Select all lines in the records that include "return".

■ ■ ■ ■

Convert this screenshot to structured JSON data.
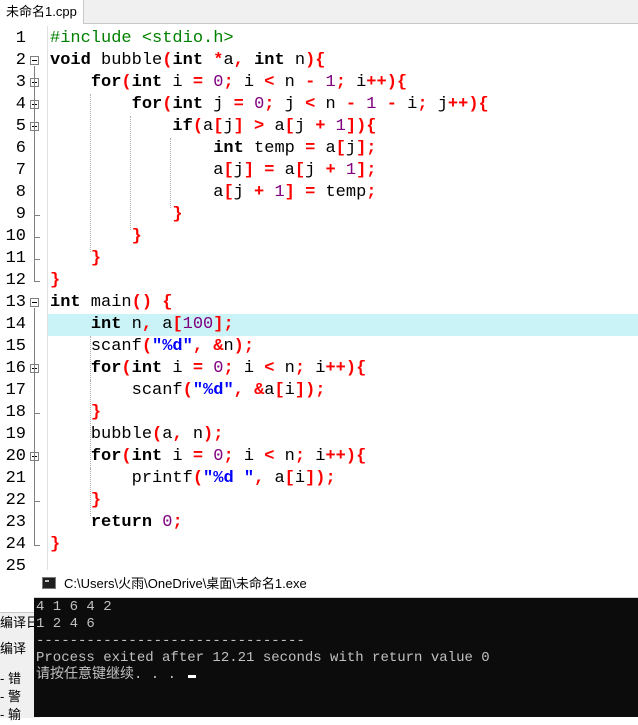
{
  "tab": {
    "label": "未命名1.cpp"
  },
  "editor": {
    "line_numbers": [
      "1",
      "2",
      "3",
      "4",
      "5",
      "6",
      "7",
      "8",
      "9",
      "10",
      "11",
      "12",
      "13",
      "14",
      "15",
      "16",
      "17",
      "18",
      "19",
      "20",
      "21",
      "22",
      "23",
      "24",
      "25"
    ]
  },
  "code": {
    "l1": [
      "#include <stdio.h>"
    ],
    "l2": [
      "void",
      " bubble",
      "(",
      "int",
      " ",
      "*",
      "a",
      ",",
      " ",
      "int",
      " n",
      ")",
      "{"
    ],
    "l3": [
      "    ",
      "for",
      "(",
      "int",
      " i ",
      "=",
      " ",
      "0",
      ";",
      " i ",
      "<",
      " n ",
      "-",
      " ",
      "1",
      ";",
      " i",
      "++",
      ")",
      "{"
    ],
    "l4": [
      "        ",
      "for",
      "(",
      "int",
      " j ",
      "=",
      " ",
      "0",
      ";",
      " j ",
      "<",
      " n ",
      "-",
      " ",
      "1",
      " ",
      "-",
      " i",
      ";",
      " j",
      "++",
      ")",
      "{"
    ],
    "l5": [
      "            ",
      "if",
      "(",
      "a",
      "[",
      "j",
      "]",
      " ",
      ">",
      " a",
      "[",
      "j ",
      "+",
      " ",
      "1",
      "]",
      ")",
      "{"
    ],
    "l6": [
      "                ",
      "int",
      " temp ",
      "=",
      " a",
      "[",
      "j",
      "]",
      ";"
    ],
    "l7": [
      "                ",
      "a",
      "[",
      "j",
      "]",
      " ",
      "=",
      " a",
      "[",
      "j ",
      "+",
      " ",
      "1",
      "]",
      ";"
    ],
    "l8": [
      "                ",
      "a",
      "[",
      "j ",
      "+",
      " ",
      "1",
      "]",
      " ",
      "=",
      " temp",
      ";"
    ],
    "l9": [
      "            ",
      "}"
    ],
    "l10": [
      "        ",
      "}"
    ],
    "l11": [
      "    ",
      "}"
    ],
    "l12": [
      "}"
    ],
    "l13": [
      "int",
      " main",
      "()",
      " ",
      "{"
    ],
    "l14": [
      "    ",
      "int",
      " n",
      ",",
      " a",
      "[",
      "100",
      "]",
      ";"
    ],
    "l15": [
      "    ",
      "scanf",
      "(",
      "\"%d\"",
      ",",
      " ",
      "&",
      "n",
      ")",
      ";"
    ],
    "l16": [
      "    ",
      "for",
      "(",
      "int",
      " i ",
      "=",
      " ",
      "0",
      ";",
      " i ",
      "<",
      " n",
      ";",
      " i",
      "++",
      ")",
      "{"
    ],
    "l17": [
      "        ",
      "scanf",
      "(",
      "\"%d\"",
      ",",
      " ",
      "&",
      "a",
      "[",
      "i",
      "]",
      ")",
      ";"
    ],
    "l18": [
      "    ",
      "}"
    ],
    "l19": [
      "    ",
      "bubble",
      "(",
      "a",
      ",",
      " n",
      ")",
      ";"
    ],
    "l20": [
      "    ",
      "for",
      "(",
      "int",
      " i ",
      "=",
      " ",
      "0",
      ";",
      " i ",
      "<",
      " n",
      ";",
      " i",
      "++",
      ")",
      "{"
    ],
    "l21": [
      "        ",
      "printf",
      "(",
      "\"%d \"",
      ",",
      " a",
      "[",
      "i",
      "]",
      ")",
      ";"
    ],
    "l22": [
      "    ",
      "}"
    ],
    "l23": [
      "    ",
      "return",
      " ",
      "0",
      ";"
    ],
    "l24": [
      "}"
    ],
    "l25": [
      ""
    ]
  },
  "bottom_panel": {
    "line1": "编译日",
    "line2": "编译",
    "line3": "- 错",
    "line4": "- 警",
    "line5": "- 输"
  },
  "console": {
    "title": "C:\\Users\\火雨\\OneDrive\\桌面\\未命名1.exe",
    "lines": [
      "4 1 6 4 2",
      "1 2 4 6",
      "--------------------------------",
      "Process exited after 12.21 seconds with return value 0",
      "请按任意键继续. . . "
    ]
  }
}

■ ■ ■ ■

## SOLUTION TO THIS PROBLEM
      "return",
      "Process exited after 12.21 seconds with return value 0",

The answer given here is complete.